▸ What to do:
From the listing below, return each line that includes "grid".

▸ Exercise material:
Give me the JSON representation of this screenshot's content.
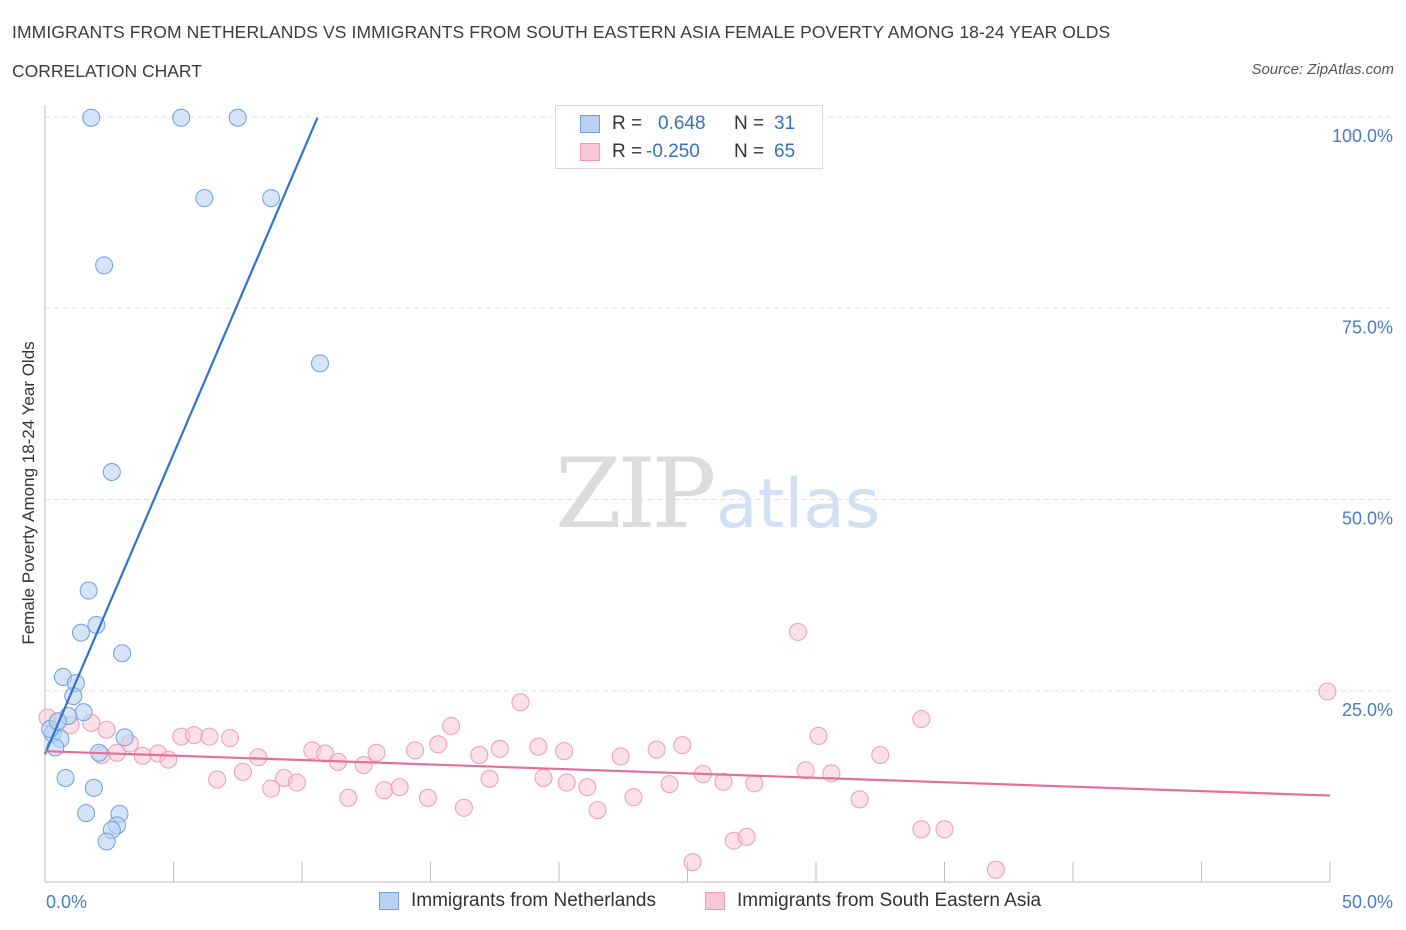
{
  "header": {
    "title": "IMMIGRANTS FROM NETHERLANDS VS IMMIGRANTS FROM SOUTH EASTERN ASIA FEMALE POVERTY AMONG 18-24 YEAR OLDS",
    "subtitle": "CORRELATION CHART",
    "source": "Source: ZipAtlas.com"
  },
  "legend": {
    "rows": [
      {
        "r_label": "R =",
        "r_value": "0.648",
        "n_label": "N =",
        "n_value": "31"
      },
      {
        "r_label": "R =",
        "r_value": "-0.250",
        "n_label": "N =",
        "n_value": "65"
      }
    ]
  },
  "bottom_legend": {
    "items": [
      {
        "label": "Immigrants from Netherlands"
      },
      {
        "label": "Immigrants from South Eastern Asia"
      }
    ]
  },
  "watermark": {
    "zip": "ZIP",
    "atlas": "atlas"
  },
  "colors": {
    "blue_fill": "#b9d2f3",
    "blue_stroke": "#6f9fe0",
    "blue_line": "#2f74d0",
    "pink_fill": "#f9c6d6",
    "pink_stroke": "#ee9bb5",
    "pink_line": "#e4709a",
    "grid": "#e1e1e1",
    "tick_text": "#4a7cc7"
  },
  "chart_data": {
    "type": "scatter",
    "title": "IMMIGRANTS FROM NETHERLANDS VS IMMIGRANTS FROM SOUTH EASTERN ASIA FEMALE POVERTY AMONG 18-24 YEAR OLDS",
    "xlabel": "",
    "ylabel": "Female Poverty Among 18-24 Year Olds",
    "xlim": [
      0,
      50
    ],
    "ylim": [
      0,
      100
    ],
    "x_ticks": [
      0,
      50
    ],
    "x_tick_labels": [
      "0.0%",
      "50.0%"
    ],
    "y_ticks": [
      25,
      50,
      75,
      100
    ],
    "y_tick_labels": [
      "25.0%",
      "50.0%",
      "75.0%",
      "100.0%"
    ],
    "grid": "horizontal dashed",
    "legend_placement": "top-center",
    "series": [
      {
        "name": "Immigrants from Netherlands",
        "R": 0.648,
        "N": 31,
        "trend": {
          "x": [
            0.0,
            10.6
          ],
          "y": [
            16.7,
            99.9
          ]
        },
        "points": [
          {
            "x": 1.8,
            "y": 99.9
          },
          {
            "x": 5.3,
            "y": 99.9
          },
          {
            "x": 7.5,
            "y": 99.9
          },
          {
            "x": 6.2,
            "y": 89.4
          },
          {
            "x": 8.8,
            "y": 89.4
          },
          {
            "x": 2.3,
            "y": 80.6
          },
          {
            "x": 10.7,
            "y": 67.8
          },
          {
            "x": 2.6,
            "y": 53.6
          },
          {
            "x": 1.7,
            "y": 38.1
          },
          {
            "x": 2.0,
            "y": 33.6
          },
          {
            "x": 1.4,
            "y": 32.6
          },
          {
            "x": 3.0,
            "y": 29.9
          },
          {
            "x": 0.7,
            "y": 26.8
          },
          {
            "x": 1.2,
            "y": 26.0
          },
          {
            "x": 1.1,
            "y": 24.3
          },
          {
            "x": 1.5,
            "y": 22.2
          },
          {
            "x": 0.9,
            "y": 21.7
          },
          {
            "x": 0.3,
            "y": 19.4
          },
          {
            "x": 0.6,
            "y": 18.7
          },
          {
            "x": 0.4,
            "y": 17.6
          },
          {
            "x": 3.1,
            "y": 18.9
          },
          {
            "x": 2.1,
            "y": 16.9
          },
          {
            "x": 0.8,
            "y": 13.6
          },
          {
            "x": 1.9,
            "y": 12.3
          },
          {
            "x": 1.6,
            "y": 9.0
          },
          {
            "x": 2.9,
            "y": 8.9
          },
          {
            "x": 2.8,
            "y": 7.4
          },
          {
            "x": 2.6,
            "y": 6.8
          },
          {
            "x": 2.4,
            "y": 5.3
          },
          {
            "x": 0.2,
            "y": 20.0
          },
          {
            "x": 0.5,
            "y": 21.0
          }
        ]
      },
      {
        "name": "Immigrants from South Eastern Asia",
        "R": -0.25,
        "N": 65,
        "trend": {
          "x": [
            0.0,
            50.0
          ],
          "y": [
            17.1,
            11.3
          ]
        },
        "points": [
          {
            "x": 0.1,
            "y": 21.5
          },
          {
            "x": 0.5,
            "y": 21.0
          },
          {
            "x": 1.0,
            "y": 20.5
          },
          {
            "x": 1.8,
            "y": 20.8
          },
          {
            "x": 2.4,
            "y": 19.9
          },
          {
            "x": 2.2,
            "y": 16.6
          },
          {
            "x": 2.8,
            "y": 16.9
          },
          {
            "x": 3.3,
            "y": 18.1
          },
          {
            "x": 3.8,
            "y": 16.5
          },
          {
            "x": 4.4,
            "y": 16.8
          },
          {
            "x": 4.8,
            "y": 16.0
          },
          {
            "x": 5.3,
            "y": 19.0
          },
          {
            "x": 5.8,
            "y": 19.2
          },
          {
            "x": 6.4,
            "y": 19.0
          },
          {
            "x": 7.2,
            "y": 18.8
          },
          {
            "x": 6.7,
            "y": 13.4
          },
          {
            "x": 7.7,
            "y": 14.4
          },
          {
            "x": 8.3,
            "y": 16.3
          },
          {
            "x": 8.8,
            "y": 12.2
          },
          {
            "x": 9.3,
            "y": 13.6
          },
          {
            "x": 9.8,
            "y": 13.0
          },
          {
            "x": 10.4,
            "y": 17.2
          },
          {
            "x": 10.9,
            "y": 16.8
          },
          {
            "x": 11.4,
            "y": 15.7
          },
          {
            "x": 11.8,
            "y": 11.0
          },
          {
            "x": 12.4,
            "y": 15.3
          },
          {
            "x": 12.9,
            "y": 16.9
          },
          {
            "x": 13.2,
            "y": 12.0
          },
          {
            "x": 13.8,
            "y": 12.4
          },
          {
            "x": 14.4,
            "y": 17.2
          },
          {
            "x": 14.9,
            "y": 11.0
          },
          {
            "x": 15.3,
            "y": 18.0
          },
          {
            "x": 15.8,
            "y": 20.4
          },
          {
            "x": 16.3,
            "y": 9.7
          },
          {
            "x": 16.9,
            "y": 16.6
          },
          {
            "x": 17.3,
            "y": 13.5
          },
          {
            "x": 17.7,
            "y": 17.4
          },
          {
            "x": 18.5,
            "y": 23.5
          },
          {
            "x": 19.2,
            "y": 17.7
          },
          {
            "x": 19.4,
            "y": 13.6
          },
          {
            "x": 20.3,
            "y": 13.0
          },
          {
            "x": 20.2,
            "y": 17.1
          },
          {
            "x": 21.1,
            "y": 12.4
          },
          {
            "x": 21.5,
            "y": 9.4
          },
          {
            "x": 22.4,
            "y": 16.4
          },
          {
            "x": 22.9,
            "y": 11.1
          },
          {
            "x": 23.8,
            "y": 17.3
          },
          {
            "x": 24.3,
            "y": 12.8
          },
          {
            "x": 24.8,
            "y": 17.9
          },
          {
            "x": 25.6,
            "y": 14.1
          },
          {
            "x": 25.2,
            "y": 2.6
          },
          {
            "x": 26.4,
            "y": 13.1
          },
          {
            "x": 26.8,
            "y": 5.4
          },
          {
            "x": 27.3,
            "y": 5.9
          },
          {
            "x": 27.6,
            "y": 12.9
          },
          {
            "x": 29.3,
            "y": 32.7
          },
          {
            "x": 29.6,
            "y": 14.6
          },
          {
            "x": 30.1,
            "y": 19.1
          },
          {
            "x": 30.6,
            "y": 14.2
          },
          {
            "x": 31.7,
            "y": 10.8
          },
          {
            "x": 32.5,
            "y": 16.6
          },
          {
            "x": 34.1,
            "y": 21.3
          },
          {
            "x": 34.1,
            "y": 6.9
          },
          {
            "x": 35.0,
            "y": 6.9
          },
          {
            "x": 37.0,
            "y": 1.6
          },
          {
            "x": 49.9,
            "y": 24.9
          }
        ]
      }
    ]
  }
}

▸ Task output:
    "grid": "#e1e1e1",
    "grid": "horizontal dashed",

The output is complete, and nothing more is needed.